Items from a dataset:
▬▬▬▬▬▬

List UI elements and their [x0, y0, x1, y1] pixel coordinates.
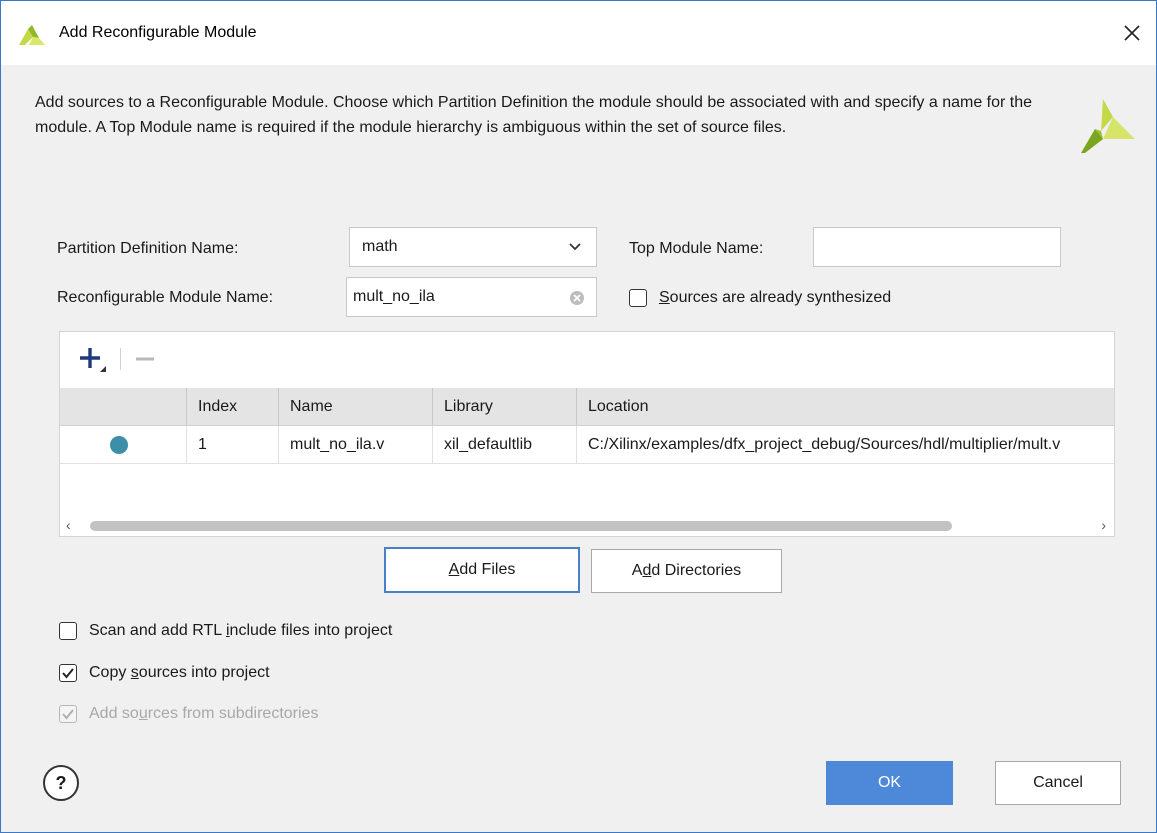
- checkmark-icon: [62, 709, 74, 720]
- chevron-down-icon: [569, 243, 581, 251]
- scrollbar-thumb[interactable]: [90, 521, 952, 531]
- column-header-status[interactable]: [60, 388, 186, 425]
- add-files-button[interactable]: Add Files: [384, 547, 580, 593]
- scan-rtl-include-checkbox[interactable]: [59, 622, 77, 640]
- toolbar-separator: [120, 348, 121, 370]
- add-icon[interactable]: [78, 346, 106, 374]
- row-location: C:/Xilinx/examples/dfx_project_debug/Sou…: [576, 426, 1116, 463]
- sources-synthesized-label: Sources are already synthesized: [659, 289, 892, 306]
- vivado-large-logo-icon: [1081, 99, 1135, 153]
- add-subdirectories-label: Add sources from subdirectories: [89, 705, 319, 722]
- column-header-name[interactable]: Name: [278, 388, 432, 425]
- vivado-logo-icon: [19, 25, 45, 45]
- horizontal-scrollbar[interactable]: ‹ ›: [60, 514, 1114, 536]
- top-module-label: Top Module Name:: [629, 240, 764, 257]
- top-module-input[interactable]: [813, 227, 1061, 267]
- partition-definition-label: Partition Definition Name:: [57, 240, 239, 257]
- partition-definition-value: math: [362, 238, 398, 255]
- scroll-left-icon[interactable]: ‹: [66, 517, 71, 533]
- column-header-index[interactable]: Index: [186, 388, 278, 425]
- row-status-cell: [60, 426, 186, 463]
- row-library: xil_defaultlib: [432, 426, 576, 463]
- help-button[interactable]: ?: [43, 765, 79, 801]
- source-status-dot-icon: [110, 436, 128, 454]
- sources-synthesized-checkbox[interactable]: [629, 289, 647, 307]
- cancel-button[interactable]: Cancel: [995, 761, 1121, 805]
- row-name: mult_no_ila.v: [278, 426, 432, 463]
- close-button[interactable]: [1108, 9, 1156, 57]
- dialog-title: Add Reconfigurable Module: [59, 24, 257, 41]
- scan-rtl-include-label: Scan and add RTL include files into proj…: [89, 622, 393, 639]
- sources-toolbar: [60, 332, 1114, 388]
- copy-sources-label: Copy sources into project: [89, 664, 270, 681]
- checkmark-icon: [62, 668, 74, 679]
- add-reconfigurable-module-dialog: Add Reconfigurable Module Add sources to…: [0, 0, 1157, 833]
- scroll-right-icon[interactable]: ›: [1101, 517, 1106, 533]
- reconfigurable-module-name-input[interactable]: mult_no_ila: [346, 277, 597, 317]
- row-index: 1: [186, 426, 278, 463]
- reconfigurable-module-name-label: Reconfigurable Module Name:: [57, 289, 274, 306]
- ok-button[interactable]: OK: [826, 761, 953, 805]
- add-subdirectories-checkbox: [59, 705, 77, 723]
- partition-definition-combobox[interactable]: math: [349, 227, 597, 267]
- table-header: Index Name Library Location: [60, 388, 1114, 426]
- title-bar: Add Reconfigurable Module: [1, 1, 1156, 65]
- add-directories-button[interactable]: Add Directories: [591, 549, 782, 593]
- column-header-location[interactable]: Location: [576, 388, 1116, 425]
- sources-table-panel: Index Name Library Location 1 mult_no_il…: [59, 331, 1115, 537]
- copy-sources-checkbox[interactable]: [59, 664, 77, 682]
- intro-text: Add sources to a Reconfigurable Module. …: [35, 94, 1033, 136]
- column-header-library[interactable]: Library: [432, 388, 576, 425]
- remove-icon[interactable]: [134, 348, 156, 370]
- clear-icon[interactable]: [568, 289, 586, 307]
- table-row[interactable]: 1 mult_no_ila.v xil_defaultlib C:/Xilinx…: [60, 426, 1114, 464]
- reconfigurable-module-name-value: mult_no_ila: [353, 288, 435, 305]
- close-icon: [1124, 25, 1140, 41]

▬▬▬▬▬▬

**What you should do**
Extract the lines above, starting at the line containing "- checkmark-icon: [62, 709, 74, 720]" and ending at the line containing "- sources-synthesized-label: Sources", and copy each one verbatim, including both end lines.

**Output of the task**
- checkmark-icon: [62, 709, 74, 720]
- chevron-down-icon: [569, 243, 581, 251]
- scrollbar-thumb[interactable]: [90, 521, 952, 531]
- column-header-status[interactable]: [60, 388, 186, 425]
- add-files-button[interactable]: Add Files: [384, 547, 580, 593]
- scan-rtl-include-checkbox[interactable]: [59, 622, 77, 640]
- toolbar-separator: [120, 348, 121, 370]
- add-icon[interactable]: [78, 346, 106, 374]
- row-location: C:/Xilinx/examples/dfx_project_debug/Sou…: [576, 426, 1116, 463]
- sources-synthesized-label: Sources are already synthesized: [659, 289, 892, 306]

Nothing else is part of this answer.